• _WRITTEN INSTRUCTION_: Find each line with the word "energetyce" and copy it.

• _AVAILABLE RECORDS_:
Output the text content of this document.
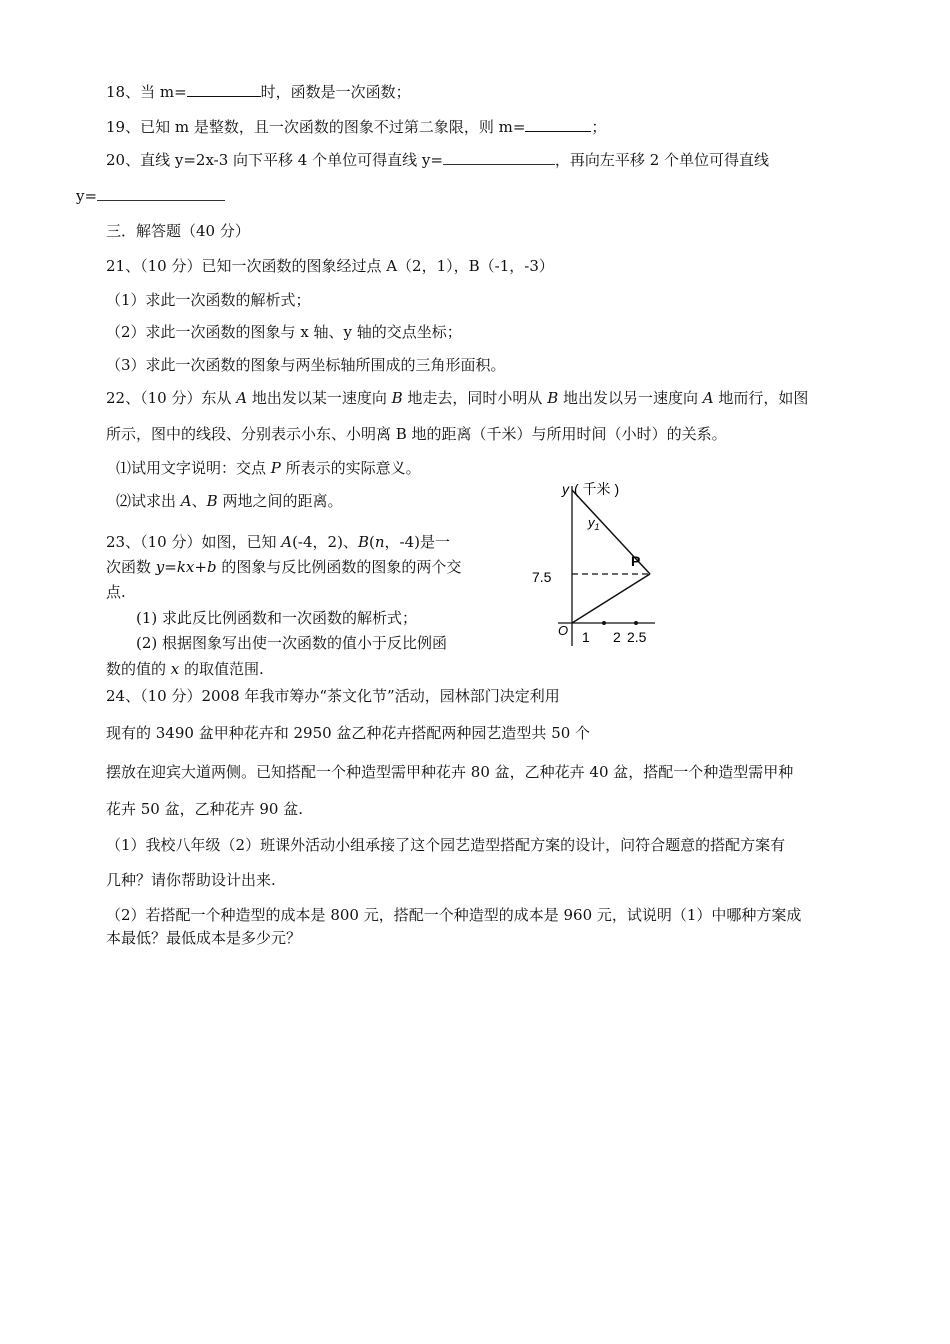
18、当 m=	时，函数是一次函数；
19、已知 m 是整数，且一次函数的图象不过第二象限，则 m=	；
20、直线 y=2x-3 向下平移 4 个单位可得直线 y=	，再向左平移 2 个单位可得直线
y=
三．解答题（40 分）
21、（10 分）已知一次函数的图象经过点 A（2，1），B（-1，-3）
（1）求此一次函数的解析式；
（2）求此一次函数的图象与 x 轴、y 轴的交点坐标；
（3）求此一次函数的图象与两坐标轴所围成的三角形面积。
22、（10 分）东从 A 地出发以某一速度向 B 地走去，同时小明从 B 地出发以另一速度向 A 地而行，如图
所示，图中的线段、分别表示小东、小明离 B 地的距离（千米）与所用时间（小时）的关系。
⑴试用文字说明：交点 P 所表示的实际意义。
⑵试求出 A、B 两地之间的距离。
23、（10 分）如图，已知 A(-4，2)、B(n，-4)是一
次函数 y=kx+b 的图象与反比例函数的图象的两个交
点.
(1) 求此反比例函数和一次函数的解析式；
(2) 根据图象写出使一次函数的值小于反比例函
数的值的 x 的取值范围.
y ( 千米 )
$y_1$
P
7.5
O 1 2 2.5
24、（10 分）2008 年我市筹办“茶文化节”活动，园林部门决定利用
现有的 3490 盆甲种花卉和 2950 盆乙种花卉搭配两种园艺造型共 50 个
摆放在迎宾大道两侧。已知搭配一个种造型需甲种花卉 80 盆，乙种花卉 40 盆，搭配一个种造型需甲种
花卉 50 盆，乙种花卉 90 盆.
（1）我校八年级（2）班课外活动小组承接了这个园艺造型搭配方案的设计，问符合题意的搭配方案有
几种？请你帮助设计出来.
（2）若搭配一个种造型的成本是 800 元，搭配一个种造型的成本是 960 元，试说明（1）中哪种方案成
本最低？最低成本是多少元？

--

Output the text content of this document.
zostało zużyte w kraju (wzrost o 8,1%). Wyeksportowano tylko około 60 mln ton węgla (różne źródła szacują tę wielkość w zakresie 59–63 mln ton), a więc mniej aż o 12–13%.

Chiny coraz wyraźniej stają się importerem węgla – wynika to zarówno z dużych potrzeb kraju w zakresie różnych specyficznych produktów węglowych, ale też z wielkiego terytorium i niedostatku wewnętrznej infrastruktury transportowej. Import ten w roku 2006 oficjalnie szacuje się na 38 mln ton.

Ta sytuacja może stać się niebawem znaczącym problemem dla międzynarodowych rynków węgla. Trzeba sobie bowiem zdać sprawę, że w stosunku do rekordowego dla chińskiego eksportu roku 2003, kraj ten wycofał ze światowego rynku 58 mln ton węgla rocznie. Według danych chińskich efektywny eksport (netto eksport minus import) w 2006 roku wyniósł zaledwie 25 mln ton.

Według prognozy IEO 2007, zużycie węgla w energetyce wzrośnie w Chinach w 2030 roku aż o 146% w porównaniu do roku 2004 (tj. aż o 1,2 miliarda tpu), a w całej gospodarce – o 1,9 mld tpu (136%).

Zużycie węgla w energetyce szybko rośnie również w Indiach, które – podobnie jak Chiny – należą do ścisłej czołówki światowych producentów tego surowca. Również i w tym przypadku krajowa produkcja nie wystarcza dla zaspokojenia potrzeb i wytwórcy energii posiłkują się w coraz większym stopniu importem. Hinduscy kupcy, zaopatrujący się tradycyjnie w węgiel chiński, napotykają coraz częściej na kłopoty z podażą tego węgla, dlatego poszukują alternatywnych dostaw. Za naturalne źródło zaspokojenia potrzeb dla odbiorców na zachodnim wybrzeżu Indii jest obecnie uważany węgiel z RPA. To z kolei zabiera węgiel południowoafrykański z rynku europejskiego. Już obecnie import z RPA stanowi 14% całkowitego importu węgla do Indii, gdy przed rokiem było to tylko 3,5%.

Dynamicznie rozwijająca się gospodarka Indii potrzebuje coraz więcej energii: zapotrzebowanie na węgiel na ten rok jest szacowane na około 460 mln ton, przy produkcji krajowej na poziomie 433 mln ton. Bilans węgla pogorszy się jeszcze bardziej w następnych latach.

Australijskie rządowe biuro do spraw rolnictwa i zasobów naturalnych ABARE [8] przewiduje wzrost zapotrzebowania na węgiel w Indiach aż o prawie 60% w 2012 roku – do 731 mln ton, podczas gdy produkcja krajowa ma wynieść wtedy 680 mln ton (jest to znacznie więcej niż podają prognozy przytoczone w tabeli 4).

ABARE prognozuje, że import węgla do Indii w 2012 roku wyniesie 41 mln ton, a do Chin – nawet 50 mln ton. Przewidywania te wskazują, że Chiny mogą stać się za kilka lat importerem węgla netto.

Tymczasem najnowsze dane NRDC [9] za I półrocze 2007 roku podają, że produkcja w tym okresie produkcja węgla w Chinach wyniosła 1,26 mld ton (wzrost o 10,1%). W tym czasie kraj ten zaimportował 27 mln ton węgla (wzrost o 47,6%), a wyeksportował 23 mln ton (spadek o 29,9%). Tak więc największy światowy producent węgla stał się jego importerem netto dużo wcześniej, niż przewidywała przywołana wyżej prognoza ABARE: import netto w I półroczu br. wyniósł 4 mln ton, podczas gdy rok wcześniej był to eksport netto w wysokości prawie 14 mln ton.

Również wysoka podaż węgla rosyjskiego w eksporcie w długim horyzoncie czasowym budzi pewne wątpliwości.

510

• _SOLUTION BELOW_:
Według prognozy IEO 2007, zużycie węgla w energetyce wzrośnie w Chinach w 2030 roku aż o 146% w porównaniu do roku 2004 (tj. aż o 1,2 miliarda tpu), a w całej gospodarce – o 1,9 mld tpu (136%).
Zużycie węgla w energetyce szybko rośnie również w Indiach, które – podobnie jak Chiny – należą do ścisłej czołówki światowych producentów tego surowca. Również i w tym przypadku krajowa produkcja nie wystarcza dla zaspokojenia potrzeb i wytwórcy energii posiłkują się w coraz większym stopniu importem. Hinduscy kupcy, zaopatrujący się tradycyjnie w węgiel chiński, napotykają coraz częściej na kłopoty z podażą tego węgla, dlatego poszukują alternatywnych dostaw. Za naturalne źródło zaspokojenia potrzeb dla odbiorców na zachodnim wybrzeżu Indii jest obecnie uważany węgiel z RPA. To z kolei zabiera węgiel południowoafrykański z rynku europejskiego. Już obecnie import z RPA stanowi 14% całkowitego importu węgla do Indii, gdy przed rokiem było to tylko 3,5%.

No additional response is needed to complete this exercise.